To be done: Output each entry that follows exactly. Images stay out.

Stored items from a collection
● ● ● ● ●
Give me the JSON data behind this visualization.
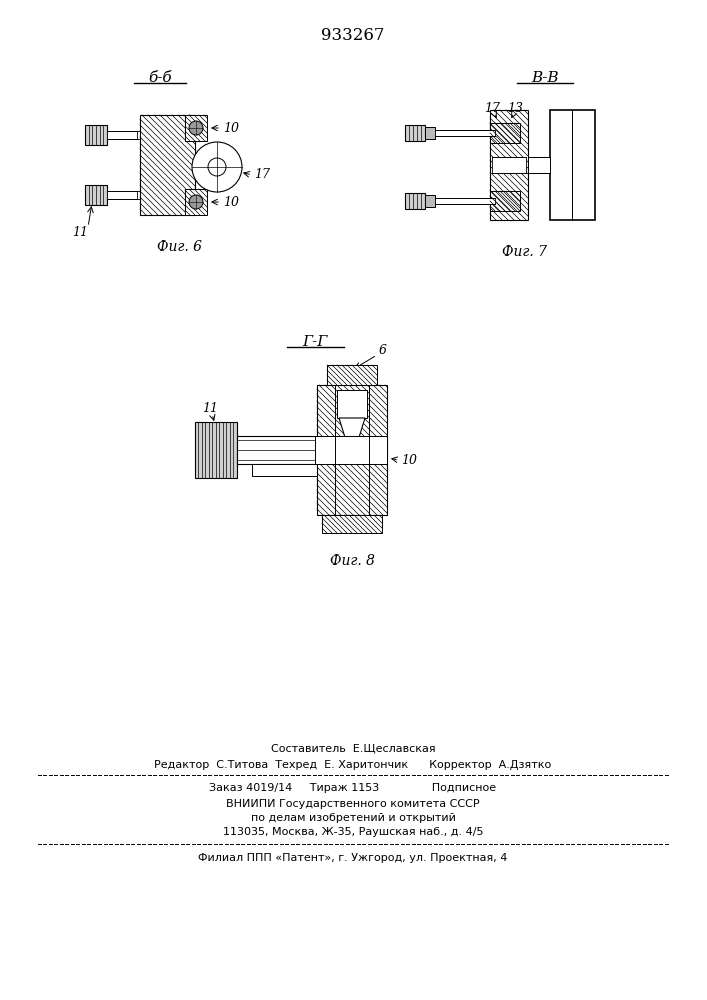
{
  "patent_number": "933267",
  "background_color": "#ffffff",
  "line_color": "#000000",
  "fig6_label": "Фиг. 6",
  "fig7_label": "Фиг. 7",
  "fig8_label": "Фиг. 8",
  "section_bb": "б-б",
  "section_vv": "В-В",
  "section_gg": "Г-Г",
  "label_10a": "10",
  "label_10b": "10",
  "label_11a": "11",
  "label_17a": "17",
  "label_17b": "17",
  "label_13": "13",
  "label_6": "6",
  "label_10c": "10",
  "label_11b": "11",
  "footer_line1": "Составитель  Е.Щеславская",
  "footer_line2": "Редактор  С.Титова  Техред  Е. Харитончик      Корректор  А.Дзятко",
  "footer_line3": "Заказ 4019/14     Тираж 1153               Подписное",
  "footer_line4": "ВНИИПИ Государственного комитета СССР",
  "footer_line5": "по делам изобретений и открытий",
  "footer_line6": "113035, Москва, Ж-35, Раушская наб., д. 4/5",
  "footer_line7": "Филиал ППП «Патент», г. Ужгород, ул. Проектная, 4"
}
● ● ● ● ●
Output of the exercise:
Give me the JSON data behind this visualization.
{
  "patent_number": "933267",
  "background_color": "#ffffff",
  "line_color": "#000000",
  "fig6_label": "Фиг. 6",
  "fig7_label": "Фиг. 7",
  "fig8_label": "Фиг. 8",
  "section_bb": "б-б",
  "section_vv": "В-В",
  "section_gg": "Г-Г",
  "label_10a": "10",
  "label_10b": "10",
  "label_11a": "11",
  "label_17a": "17",
  "label_17b": "17",
  "label_13": "13",
  "label_6": "6",
  "label_10c": "10",
  "label_11b": "11",
  "footer_line1": "Составитель  Е.Щеславская",
  "footer_line2": "Редактор  С.Титова  Техред  Е. Харитончик      Корректор  А.Дзятко",
  "footer_line3": "Заказ 4019/14     Тираж 1153               Подписное",
  "footer_line4": "ВНИИПИ Государственного комитета СССР",
  "footer_line5": "по делам изобретений и открытий",
  "footer_line6": "113035, Москва, Ж-35, Раушская наб., д. 4/5",
  "footer_line7": "Филиал ППП «Патент», г. Ужгород, ул. Проектная, 4"
}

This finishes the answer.